- YOUR GOAL:
Every entry below should be printed exactly, without its images.

- SOURCE MATERIAL:
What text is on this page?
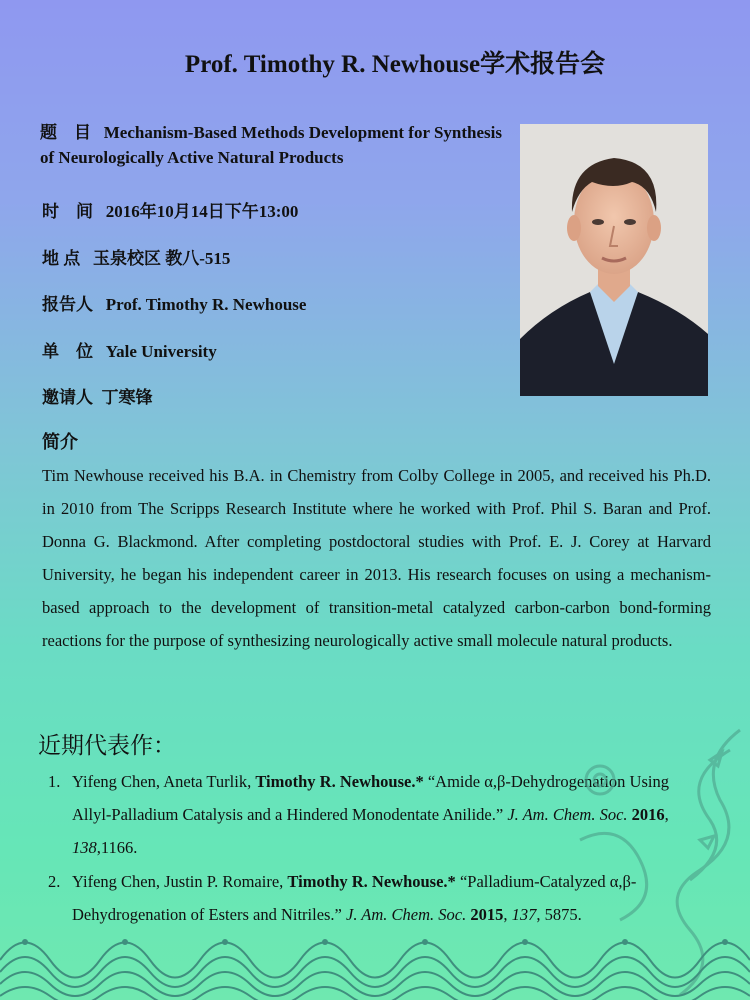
Prof. Timothy R. Newhouse学术报告会
题　目 Mechanism-Based Methods Development for Synthesis of Neurologically Active Natural Products
时　间 2016年10月14日下午13:00
地 点 玉泉校区 教八-515
报告人 Prof. Timothy R. Newhouse
单　位 Yale University
邀请人 丁寒锋
简介
Tim Newhouse received his B.A. in Chemistry from Colby College in 2005, and received his Ph.D. in 2010 from The Scripps Research Institute where he worked with Prof. Phil S. Baran and Prof. Donna G. Blackmond. After completing postdoctoral studies with Prof. E. J. Corey at Harvard University, he began his independent career in 2013. His research focuses on using a mechanism-based approach to the development of transition-metal catalyzed carbon-carbon bond-forming reactions for the purpose of synthesizing neurologically active small molecule natural products.
近期代表作：
1. Yifeng Chen, Aneta Turlik, Timothy R. Newhouse.* “Amide α,β-Dehydrogenation Using Allyl-Palladium Catalysis and a Hindered Monodentate Anilide.” J. Am. Chem. Soc. 2016, 138,1166.
2. Yifeng Chen, Justin P. Romaire, Timothy R. Newhouse.* “Palladium-Catalyzed α,β-Dehydrogenation of Esters and Nitriles.” J. Am. Chem. Soc. 2015, 137, 5875.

- EXERCISE ANSWER:
What text is on this page?
Prof. Timothy R. Newhouse学术报告会
题　目 Mechanism-Based Methods Development for Synthesis of Neurologically Active Natural Products
时　间 2016年10月14日下午13:00
地 点 玉泉校区 教八-515
报告人 Prof. Timothy R. Newhouse
单　位 Yale University
邀请人 丁寒锋
简介
Tim Newhouse received his B.A. in Chemistry from Colby College in 2005, and received his Ph.D. in 2010 from The Scripps Research Institute where he worked with Prof. Phil S. Baran and Prof. Donna G. Blackmond. After completing postdoctoral studies with Prof. E. J. Corey at Harvard University, he began his independent career in 2013. His research focuses on using a mechanism-based approach to the development of transition-metal catalyzed carbon-carbon bond-forming reactions for the purpose of synthesizing neurologically active small molecule natural products.
近期代表作：
1. Yifeng Chen, Aneta Turlik, Timothy R. Newhouse.* “Amide α,β-Dehydrogenation Using Allyl-Palladium Catalysis and a Hindered Monodentate Anilide.” J. Am. Chem. Soc. 2016, 138,1166.
2. Yifeng Chen, Justin P. Romaire, Timothy R. Newhouse.* “Palladium-Catalyzed α,β-Dehydrogenation of Esters and Nitriles.” J. Am. Chem. Soc. 2015, 137, 5875.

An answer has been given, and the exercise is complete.